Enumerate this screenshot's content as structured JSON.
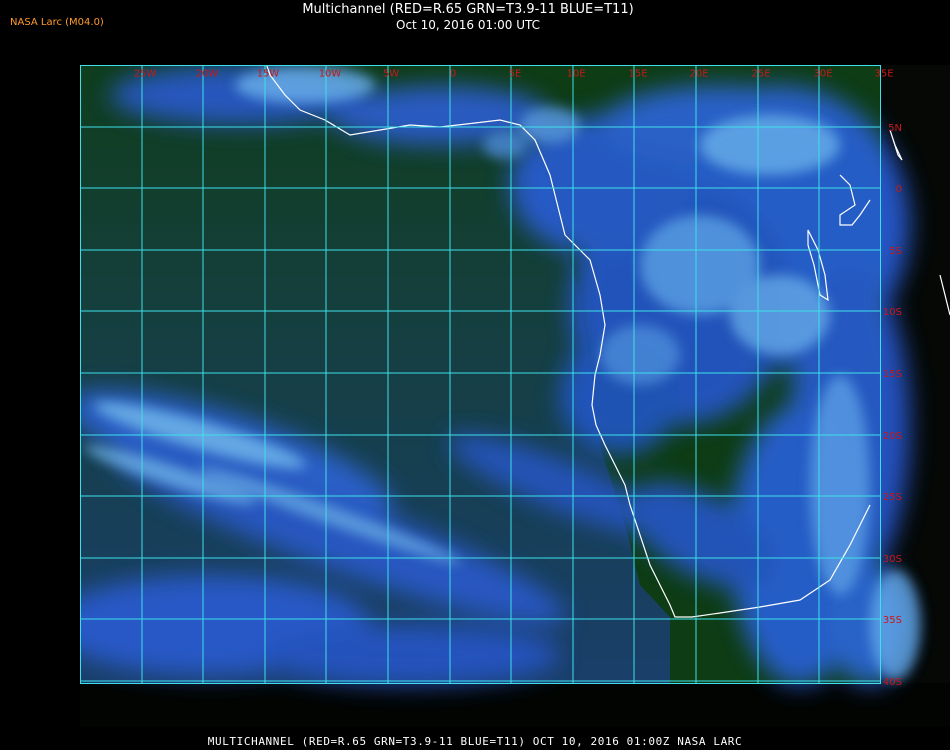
{
  "header": {
    "credit": "NASA Larc (M04.0)",
    "title": "Multichannel (RED=R.65 GRN=T3.9-11 BLUE=T11)",
    "subtitle": "Oct 10, 2016 01:00 UTC"
  },
  "grid": {
    "lon_labels": [
      "25W",
      "20W",
      "15W",
      "10W",
      "5W",
      "0",
      "5E",
      "10E",
      "15E",
      "20E",
      "25E",
      "30E",
      "35E"
    ],
    "lat_labels": [
      "5N",
      "0",
      "5S",
      "10S",
      "15S",
      "20S",
      "25S",
      "30S",
      "35S",
      "40S"
    ],
    "line_color": "#3de0ea",
    "label_color": "#c81818"
  },
  "colors": {
    "ocean": "#17404f",
    "land_green": "#0f3f16",
    "cloud_blue": "#2b64e8",
    "cloud_bright": "#69b3ea",
    "coast": "#ffffff"
  },
  "footer": {
    "caption": "MULTICHANNEL (RED=R.65 GRN=T3.9-11 BLUE=T11) OCT 10, 2016 01:00Z   NASA LARC"
  }
}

□ □ □ □ □ □ □

Do this: Within the data above, pick out all lines holding the word "NASA".

Exercise response:
    "credit": "NASA Larc (M04.0)",
    "caption": "MULTICHANNEL (RED=R.65 GRN=T3.9-11 BLUE=T11) OCT 10, 2016 01:00Z   NASA LARC"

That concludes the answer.